- _EXCERPT PROVIDED_
* Start *
Michael Jordan’s game of thrones and thorns

Now he seemed overwhelmed trying once again to justify his brutal behavior back in the day. Didn’t the world understand he was doing what had to be done?

Michael Jordan

Michael Jordan being interviewed for ‘‘The Last Dance.’’

ESPN Films/Netflix/Mandalay Sports Media/NBA Entertainment

There’s a moment late in ESPN’s 10-part series on the 1997-98 Bulls championship season when Michael Jordan looks ready to cry.

“Break,’’ he tells the camera crew. He abruptly gets up and moves out of the frame. There had been tears in his eyes.

A viewer can speculate on why he was upset. But I think I know.

He had been trying to explain why, yeah, maybe he was a jerk to his teammates, a bully who was always pushing them, ridiculing them, humiliating them, giving them grief for being mortal. The self-admitted cruelties — and thus the ensuing criticism from others — were there because that’s what Jordan felt he needed to do to drive his team to win. To not one, but six crowns.
* End *
- _TASK STATEMENT_
Using the Michael Jordan piece, answer each part:
(a) How many parts make up ESPN's series on the 1997-98 Bulls championship season?
(b) What one word does Jordan say to the camera crew before leaving the frame?
(c) How many crowns does the piece say Jordan drove his team to win?
Rely only on the Michael Jordan piece to respond.

[Rows from a layout dataset]
* Start *
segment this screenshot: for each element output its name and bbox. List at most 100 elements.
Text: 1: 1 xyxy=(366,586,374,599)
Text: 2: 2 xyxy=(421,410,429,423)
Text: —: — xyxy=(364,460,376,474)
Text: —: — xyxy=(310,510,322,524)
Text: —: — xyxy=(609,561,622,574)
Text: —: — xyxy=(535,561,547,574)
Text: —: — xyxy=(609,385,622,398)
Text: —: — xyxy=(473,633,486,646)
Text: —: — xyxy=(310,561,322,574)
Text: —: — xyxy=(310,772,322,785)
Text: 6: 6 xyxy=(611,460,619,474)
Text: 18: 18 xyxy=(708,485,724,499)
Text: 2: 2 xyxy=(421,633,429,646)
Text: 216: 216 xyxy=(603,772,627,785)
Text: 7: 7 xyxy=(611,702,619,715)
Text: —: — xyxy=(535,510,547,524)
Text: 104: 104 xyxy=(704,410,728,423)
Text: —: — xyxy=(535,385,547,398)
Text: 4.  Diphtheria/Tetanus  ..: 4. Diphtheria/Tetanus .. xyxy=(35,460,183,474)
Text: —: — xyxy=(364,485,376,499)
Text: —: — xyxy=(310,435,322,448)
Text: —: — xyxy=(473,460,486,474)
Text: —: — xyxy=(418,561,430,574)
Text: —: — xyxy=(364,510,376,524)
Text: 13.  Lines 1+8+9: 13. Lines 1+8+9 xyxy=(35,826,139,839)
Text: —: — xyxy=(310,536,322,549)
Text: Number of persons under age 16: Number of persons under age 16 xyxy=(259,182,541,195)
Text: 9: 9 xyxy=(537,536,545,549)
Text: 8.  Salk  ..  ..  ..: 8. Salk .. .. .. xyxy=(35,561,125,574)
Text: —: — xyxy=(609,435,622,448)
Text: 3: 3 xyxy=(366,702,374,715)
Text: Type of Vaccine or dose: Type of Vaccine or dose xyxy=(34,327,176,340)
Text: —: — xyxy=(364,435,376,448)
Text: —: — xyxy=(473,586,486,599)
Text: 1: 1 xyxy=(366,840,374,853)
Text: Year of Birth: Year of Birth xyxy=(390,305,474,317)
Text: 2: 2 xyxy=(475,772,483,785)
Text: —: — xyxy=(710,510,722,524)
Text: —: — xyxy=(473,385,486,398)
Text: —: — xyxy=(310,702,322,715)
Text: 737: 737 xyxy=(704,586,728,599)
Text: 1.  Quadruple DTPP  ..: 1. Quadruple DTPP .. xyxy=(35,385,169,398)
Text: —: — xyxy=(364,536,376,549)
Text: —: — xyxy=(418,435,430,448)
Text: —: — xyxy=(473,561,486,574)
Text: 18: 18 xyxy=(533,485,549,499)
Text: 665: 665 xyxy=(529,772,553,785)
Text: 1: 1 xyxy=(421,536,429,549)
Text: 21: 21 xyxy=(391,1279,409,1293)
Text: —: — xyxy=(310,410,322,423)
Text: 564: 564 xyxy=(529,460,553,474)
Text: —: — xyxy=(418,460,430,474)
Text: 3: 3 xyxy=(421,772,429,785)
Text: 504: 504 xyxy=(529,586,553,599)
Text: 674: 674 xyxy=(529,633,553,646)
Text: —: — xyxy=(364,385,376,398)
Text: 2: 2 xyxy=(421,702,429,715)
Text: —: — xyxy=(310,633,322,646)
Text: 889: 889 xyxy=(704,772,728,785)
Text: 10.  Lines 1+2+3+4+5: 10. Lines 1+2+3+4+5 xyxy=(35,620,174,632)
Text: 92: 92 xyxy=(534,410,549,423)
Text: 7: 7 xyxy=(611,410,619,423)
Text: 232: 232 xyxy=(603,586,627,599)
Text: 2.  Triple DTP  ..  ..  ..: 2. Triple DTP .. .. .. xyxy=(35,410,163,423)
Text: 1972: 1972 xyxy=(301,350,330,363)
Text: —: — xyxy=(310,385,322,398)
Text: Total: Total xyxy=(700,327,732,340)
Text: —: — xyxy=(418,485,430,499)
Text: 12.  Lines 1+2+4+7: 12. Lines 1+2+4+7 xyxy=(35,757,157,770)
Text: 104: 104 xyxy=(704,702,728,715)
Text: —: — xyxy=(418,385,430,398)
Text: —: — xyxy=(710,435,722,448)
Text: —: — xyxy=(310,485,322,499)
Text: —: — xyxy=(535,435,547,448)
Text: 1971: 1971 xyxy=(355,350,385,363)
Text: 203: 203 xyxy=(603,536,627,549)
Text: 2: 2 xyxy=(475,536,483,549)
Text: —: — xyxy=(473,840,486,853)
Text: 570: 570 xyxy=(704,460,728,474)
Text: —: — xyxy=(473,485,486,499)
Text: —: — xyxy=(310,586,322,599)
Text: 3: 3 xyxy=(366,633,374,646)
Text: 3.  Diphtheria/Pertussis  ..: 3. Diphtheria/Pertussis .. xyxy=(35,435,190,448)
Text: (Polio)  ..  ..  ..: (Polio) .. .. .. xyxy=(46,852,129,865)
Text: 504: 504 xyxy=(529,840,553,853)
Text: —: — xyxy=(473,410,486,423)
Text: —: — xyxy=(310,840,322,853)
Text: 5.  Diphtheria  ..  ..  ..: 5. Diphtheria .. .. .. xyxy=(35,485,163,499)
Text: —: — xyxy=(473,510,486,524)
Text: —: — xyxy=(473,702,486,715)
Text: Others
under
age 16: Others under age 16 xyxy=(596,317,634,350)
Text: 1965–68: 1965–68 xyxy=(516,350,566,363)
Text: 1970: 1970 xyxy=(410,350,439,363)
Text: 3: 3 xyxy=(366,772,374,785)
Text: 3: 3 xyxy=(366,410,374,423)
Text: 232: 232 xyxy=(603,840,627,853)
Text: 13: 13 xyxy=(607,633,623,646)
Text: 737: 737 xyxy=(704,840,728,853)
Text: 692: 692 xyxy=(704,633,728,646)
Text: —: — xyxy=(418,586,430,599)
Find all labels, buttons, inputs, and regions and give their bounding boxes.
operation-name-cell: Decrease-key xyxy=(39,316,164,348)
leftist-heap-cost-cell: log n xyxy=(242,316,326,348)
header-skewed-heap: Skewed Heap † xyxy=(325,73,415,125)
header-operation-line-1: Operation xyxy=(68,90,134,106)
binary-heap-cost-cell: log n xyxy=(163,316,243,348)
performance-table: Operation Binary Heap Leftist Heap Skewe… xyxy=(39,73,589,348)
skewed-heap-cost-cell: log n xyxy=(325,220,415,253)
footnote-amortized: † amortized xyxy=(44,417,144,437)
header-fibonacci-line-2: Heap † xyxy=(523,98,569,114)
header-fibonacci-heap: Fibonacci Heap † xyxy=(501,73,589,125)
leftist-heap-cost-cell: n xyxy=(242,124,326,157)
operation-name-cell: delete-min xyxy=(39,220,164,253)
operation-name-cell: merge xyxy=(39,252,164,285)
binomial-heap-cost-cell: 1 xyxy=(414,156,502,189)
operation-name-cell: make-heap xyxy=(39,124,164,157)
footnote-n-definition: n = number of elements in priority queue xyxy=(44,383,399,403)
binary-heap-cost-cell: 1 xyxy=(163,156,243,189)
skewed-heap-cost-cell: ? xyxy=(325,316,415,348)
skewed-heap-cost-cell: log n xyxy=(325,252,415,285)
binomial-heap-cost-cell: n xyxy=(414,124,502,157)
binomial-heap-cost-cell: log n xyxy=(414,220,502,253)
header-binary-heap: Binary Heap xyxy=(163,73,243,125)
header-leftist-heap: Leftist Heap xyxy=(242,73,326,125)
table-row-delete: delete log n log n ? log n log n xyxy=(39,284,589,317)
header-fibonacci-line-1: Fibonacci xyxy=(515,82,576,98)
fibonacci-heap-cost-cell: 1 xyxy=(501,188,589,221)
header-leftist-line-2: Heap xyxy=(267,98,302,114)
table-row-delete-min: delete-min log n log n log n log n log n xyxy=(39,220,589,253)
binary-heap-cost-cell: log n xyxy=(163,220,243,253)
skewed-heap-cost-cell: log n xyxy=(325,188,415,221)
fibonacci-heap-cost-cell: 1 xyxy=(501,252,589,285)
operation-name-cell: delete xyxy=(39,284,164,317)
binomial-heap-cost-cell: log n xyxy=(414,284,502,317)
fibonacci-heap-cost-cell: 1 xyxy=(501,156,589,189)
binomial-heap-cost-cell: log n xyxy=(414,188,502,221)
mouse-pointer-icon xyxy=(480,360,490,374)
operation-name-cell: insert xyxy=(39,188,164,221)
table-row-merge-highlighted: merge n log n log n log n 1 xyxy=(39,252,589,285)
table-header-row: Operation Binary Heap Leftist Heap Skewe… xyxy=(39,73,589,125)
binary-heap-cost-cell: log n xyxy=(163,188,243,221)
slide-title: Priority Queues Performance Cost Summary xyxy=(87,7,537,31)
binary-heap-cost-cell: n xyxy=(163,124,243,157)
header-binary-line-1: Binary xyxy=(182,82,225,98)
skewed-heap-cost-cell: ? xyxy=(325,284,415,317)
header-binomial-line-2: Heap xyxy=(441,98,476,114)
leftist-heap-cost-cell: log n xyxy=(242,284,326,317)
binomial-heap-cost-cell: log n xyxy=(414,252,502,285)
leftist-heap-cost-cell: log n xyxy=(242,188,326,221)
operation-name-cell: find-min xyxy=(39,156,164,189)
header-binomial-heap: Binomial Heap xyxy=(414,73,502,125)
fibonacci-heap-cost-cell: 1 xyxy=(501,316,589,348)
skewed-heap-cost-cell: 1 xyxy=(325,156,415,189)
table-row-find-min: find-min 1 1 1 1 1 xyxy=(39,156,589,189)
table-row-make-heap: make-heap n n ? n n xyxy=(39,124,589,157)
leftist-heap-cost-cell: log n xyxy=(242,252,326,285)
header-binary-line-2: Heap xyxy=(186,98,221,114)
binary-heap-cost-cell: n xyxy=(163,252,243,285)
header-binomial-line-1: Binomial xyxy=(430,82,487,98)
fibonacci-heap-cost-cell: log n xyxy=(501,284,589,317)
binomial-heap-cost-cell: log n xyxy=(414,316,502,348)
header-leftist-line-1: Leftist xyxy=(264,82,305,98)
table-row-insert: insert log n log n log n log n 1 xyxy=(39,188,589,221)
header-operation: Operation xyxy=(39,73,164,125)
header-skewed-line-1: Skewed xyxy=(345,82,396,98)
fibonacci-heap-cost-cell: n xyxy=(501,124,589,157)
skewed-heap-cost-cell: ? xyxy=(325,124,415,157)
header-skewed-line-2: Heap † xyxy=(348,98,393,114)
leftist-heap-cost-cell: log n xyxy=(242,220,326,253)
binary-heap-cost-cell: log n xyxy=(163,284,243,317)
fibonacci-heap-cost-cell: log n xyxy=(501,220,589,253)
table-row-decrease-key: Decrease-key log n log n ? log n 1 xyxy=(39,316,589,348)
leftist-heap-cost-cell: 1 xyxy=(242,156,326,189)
* End *
- _EXERCISE RESPONSE_
(a) 10
(b) "Break"
(c) Six